_YOUR GOAL:_ Your task is to repeat the lines below exactly, excluding any pictures they contain.

_RECORDS TO PROCESS:_
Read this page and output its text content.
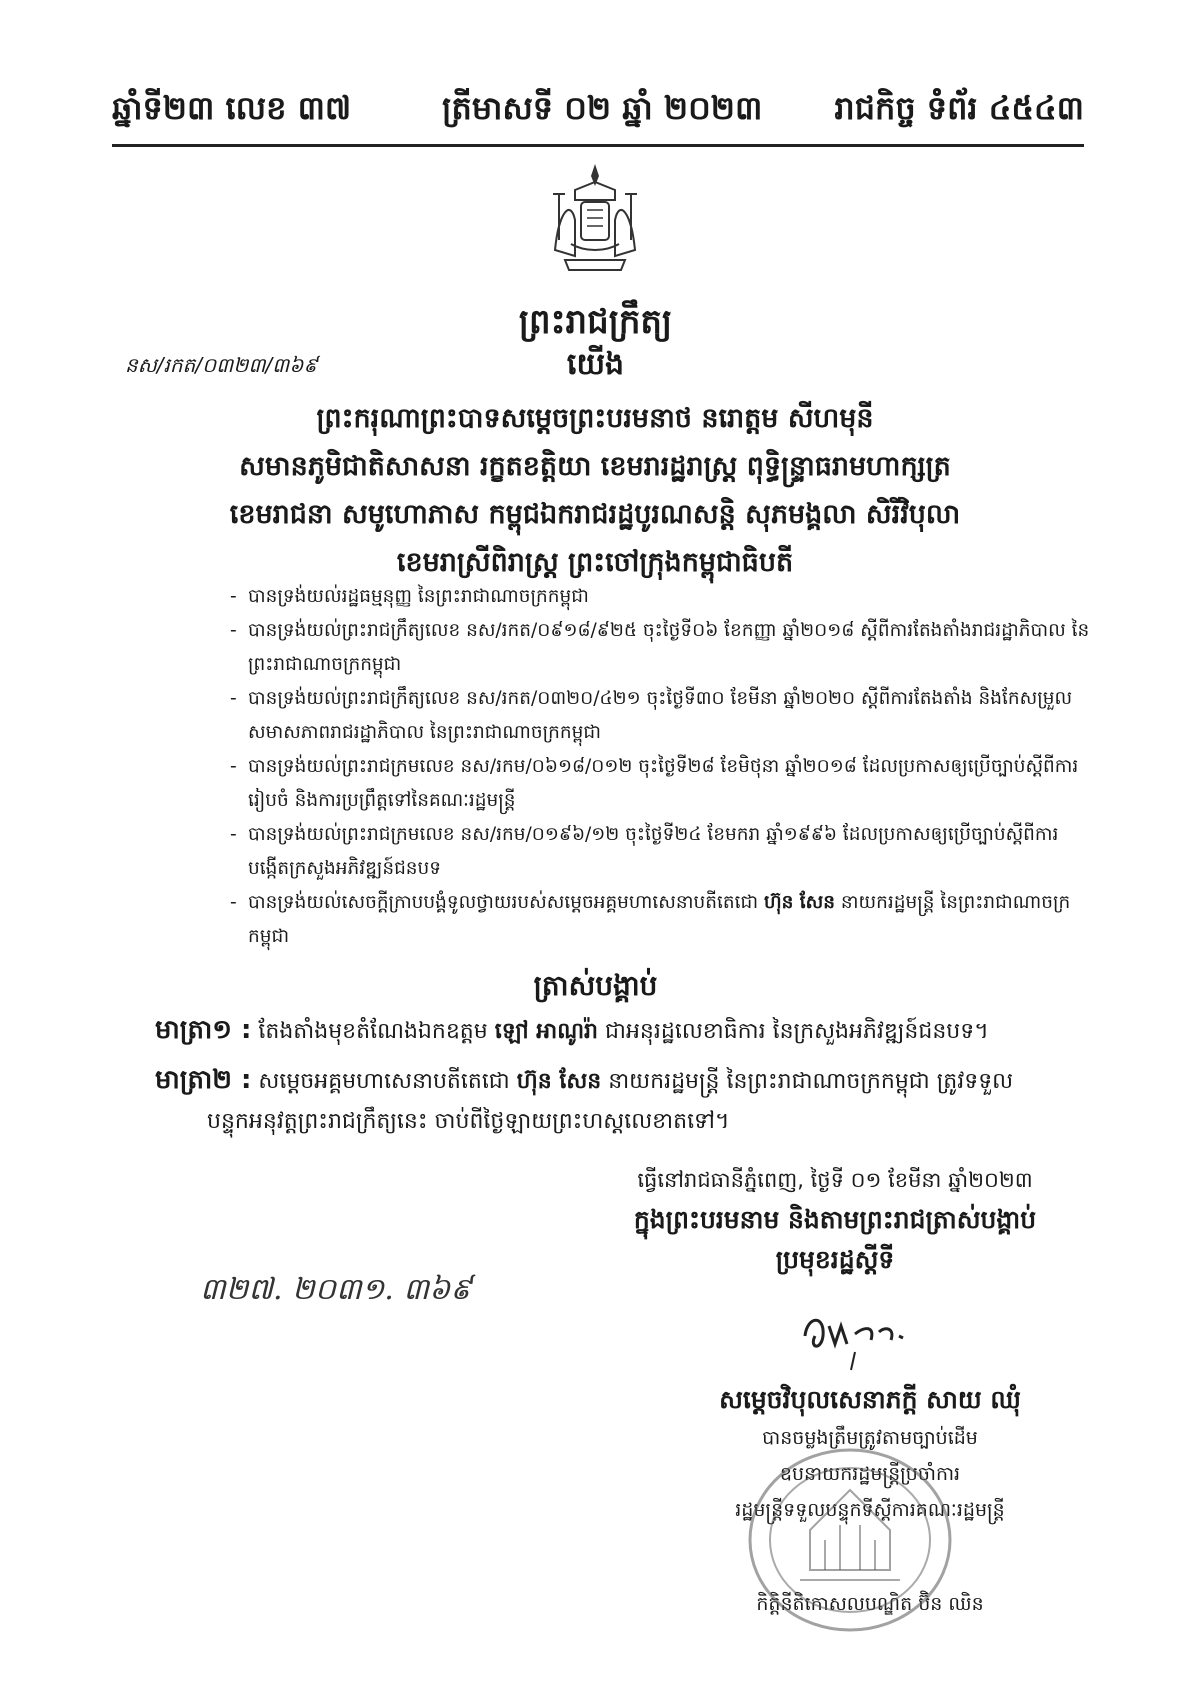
ឆ្នាំទី២៣ លេខ ៣៧	ត្រីមាសទី ០២ ឆ្នាំ ២០២៣ រាជកិច្ច ទំព័រ ៤៥៤៣
ព្រះរាជក្រឹត្យ
នស/រកត/០៣២៣/៣៦៩	យើង
ព្រះករុណាព្រះបាទសម្តេចព្រះបរមនាថ នរោត្តម សីហមុនី
សមានភូមិជាតិសាសនា រក្ខតខត្តិយា ខេមរារដ្ឋរាស្ត្រ ពុទ្ធិន្ទ្រាធរាមហាក្សត្រ
ខេមរាជនា សមូហោភាស កម្ពុជឯករាជរដ្ឋបូរណសន្តិ សុភមង្គលា សិរីវិបុលា
ខេមរាស្រីពិរាស្ត្រ ព្រះចៅក្រុងកម្ពុជាធិបតី
- បានទ្រង់យល់រដ្ឋធម្មនុញ្ញ នៃព្រះរាជាណាចក្រកម្ពុជា
- បានទ្រង់យល់ព្រះរាជក្រឹត្យលេខ នស/រកត/០៩១៨/៩២៥ ចុះថ្ងៃទី០៦ ខែកញ្ញា ឆ្នាំ២០១៨ ស្តីពីការតែងតាំងរាជរដ្ឋាភិបាល នៃព្រះរាជាណាចក្រកម្ពុជា
- បានទ្រង់យល់ព្រះរាជក្រឹត្យលេខ នស/រកត/០៣២០/៤២១ ចុះថ្ងៃទី៣០ ខែមីនា ឆ្នាំ២០២០ ស្តីពីការតែងតាំង និងកែសម្រួលសមាសភាពរាជរដ្ឋាភិបាល នៃព្រះរាជាណាចក្រកម្ពុជា
- បានទ្រង់យល់ព្រះរាជក្រមលេខ នស/រកម/០៦១៨/០១២ ចុះថ្ងៃទី២៨ ខែមិថុនា ឆ្នាំ២០១៨ ដែលប្រកាសឲ្យប្រើច្បាប់ស្តីពីការរៀបចំ និងការប្រព្រឹត្តទៅនៃគណៈរដ្ឋមន្ត្រី
- បានទ្រង់យល់ព្រះរាជក្រមលេខ នស/រកម/០១៩៦/១២ ចុះថ្ងៃទី២៤ ខែមករា ឆ្នាំ១៩៩៦ ដែលប្រកាសឲ្យប្រើច្បាប់ស្តីពីការបង្កើតក្រសួងអភិវឌ្ឍន៍ជនបទ
- បានទ្រង់យល់សេចក្តីក្រាបបង្គំទូលថ្វាយរបស់សម្តេចអគ្គមហាសេនាបតីតេជោ ហ៊ុន សែន នាយករដ្ឋមន្ត្រី នៃព្រះរាជាណាចក្រកម្ពុជា
ត្រាស់បង្គាប់
មាត្រា១ : តែងតាំងមុខតំណែងឯកឧត្តម ឡៅ អាណូរ៉ា ជាអនុរដ្ឋលេខាធិការ នៃក្រសួងអភិវឌ្ឍន៍ជនបទ។
មាត្រា២ : សម្តេចអគ្គមហាសេនាបតីតេជោ ហ៊ុន សែន នាយករដ្ឋមន្ត្រី នៃព្រះរាជាណាចក្រកម្ពុជា ត្រូវទទួល
បន្ទុកអនុវត្តព្រះរាជក្រឹត្យនេះ ចាប់ពីថ្ងៃឡាយព្រះហស្តលេខាតទៅ។
ធ្វើនៅរាជធានីភ្នំពេញ, ថ្ងៃទី ០១ ខែមីនា ឆ្នាំ២០២៣
ក្នុងព្រះបរមនាម និងតាមព្រះរាជត្រាស់បង្គាប់
ប្រមុខរដ្ឋស្តីទី
៣២៧. ២០៣១. ៣៦៩
សម្តេចវិបុលសេនាភក្តី សាយ ឈុំ
បានចម្លងត្រឹមត្រូវតាមច្បាប់ដើម
ឧបនាយករដ្ឋមន្ត្រីប្រចាំការ
រដ្ឋមន្ត្រីទទួលបន្ទុកទីស្តីការគណៈរដ្ឋមន្ត្រី
កិត្តិនីតិកោសលបណ្ឌិត ប៊ិន ឈិន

_WRITTEN ANSWER:_
Read this page and output its text content.
ឆ្នាំទី២៣ លេខ ៣៧	ត្រីមាសទី ០២ ឆ្នាំ ២០២៣ រាជកិច្ច ទំព័រ ៤៥៤៣
ព្រះរាជក្រឹត្យ
នស/រកត/០៣២៣/៣៦៩	យើង
ព្រះករុណាព្រះបាទសម្តេចព្រះបរមនាថ នរោត្តម សីហមុនី
សមានភូមិជាតិសាសនា រក្ខតខត្តិយា ខេមរារដ្ឋរាស្ត្រ ពុទ្ធិន្ទ្រាធរាមហាក្សត្រ
ខេមរាជនា សមូហោភាស កម្ពុជឯករាជរដ្ឋបូរណសន្តិ សុភមង្គលា សិរីវិបុលា
ខេមរាស្រីពិរាស្ត្រ ព្រះចៅក្រុងកម្ពុជាធិបតី
- បានទ្រង់យល់រដ្ឋធម្មនុញ្ញ នៃព្រះរាជាណាចក្រកម្ពុជា
- បានទ្រង់យល់ព្រះរាជក្រឹត្យលេខ នស/រកត/០៩១៨/៩២៥ ចុះថ្ងៃទី០៦ ខែកញ្ញា ឆ្នាំ២០១៨ ស្តីពីការតែងតាំងរាជរដ្ឋាភិបាល នៃព្រះរាជាណាចក្រកម្ពុជា
- បានទ្រង់យល់ព្រះរាជក្រឹត្យលេខ នស/រកត/០៣២០/៤២១ ចុះថ្ងៃទី៣០ ខែមីនា ឆ្នាំ២០២០ ស្តីពីការតែងតាំង និងកែសម្រួលសមាសភាពរាជរដ្ឋាភិបាល នៃព្រះរាជាណាចក្រកម្ពុជា
- បានទ្រង់យល់ព្រះរាជក្រមលេខ នស/រកម/០៦១៨/០១២ ចុះថ្ងៃទី២៨ ខែមិថុនា ឆ្នាំ២០១៨ ដែលប្រកាសឲ្យប្រើច្បាប់ស្តីពីការរៀបចំ និងការប្រព្រឹត្តទៅនៃគណៈរដ្ឋមន្ត្រី
- បានទ្រង់យល់ព្រះរាជក្រមលេខ នស/រកម/០១៩៦/១២ ចុះថ្ងៃទី២៤ ខែមករា ឆ្នាំ១៩៩៦ ដែលប្រកាសឲ្យប្រើច្បាប់ស្តីពីការបង្កើតក្រសួងអភិវឌ្ឍន៍ជនបទ
- បានទ្រង់យល់សេចក្តីក្រាបបង្គំទូលថ្វាយរបស់សម្តេចអគ្គមហាសេនាបតីតេជោ ហ៊ុន សែន នាយករដ្ឋមន្ត្រី នៃព្រះរាជាណាចក្រកម្ពុជា
ត្រាស់បង្គាប់
មាត្រា១ : តែងតាំងមុខតំណែងឯកឧត្តម ឡៅ អាណូរ៉ា ជាអនុរដ្ឋលេខាធិការ នៃក្រសួងអភិវឌ្ឍន៍ជនបទ។
មាត្រា២ : សម្តេចអគ្គមហាសេនាបតីតេជោ ហ៊ុន សែន នាយករដ្ឋមន្ត្រី នៃព្រះរាជាណាចក្រកម្ពុជា ត្រូវទទួល
បន្ទុកអនុវត្តព្រះរាជក្រឹត្យនេះ ចាប់ពីថ្ងៃឡាយព្រះហស្តលេខាតទៅ។
ធ្វើនៅរាជធានីភ្នំពេញ, ថ្ងៃទី ០១ ខែមីនា ឆ្នាំ២០២៣
ក្នុងព្រះបរមនាម និងតាមព្រះរាជត្រាស់បង្គាប់
ប្រមុខរដ្ឋស្តីទី
៣២៧. ២០៣១. ៣៦៩
សម្តេចវិបុលសេនាភក្តី សាយ ឈុំ
បានចម្លងត្រឹមត្រូវតាមច្បាប់ដើម
ឧបនាយករដ្ឋមន្ត្រីប្រចាំការ
រដ្ឋមន្ត្រីទទួលបន្ទុកទីស្តីការគណៈរដ្ឋមន្ត្រី
កិត្តិនីតិកោសលបណ្ឌិត ប៊ិន ឈិន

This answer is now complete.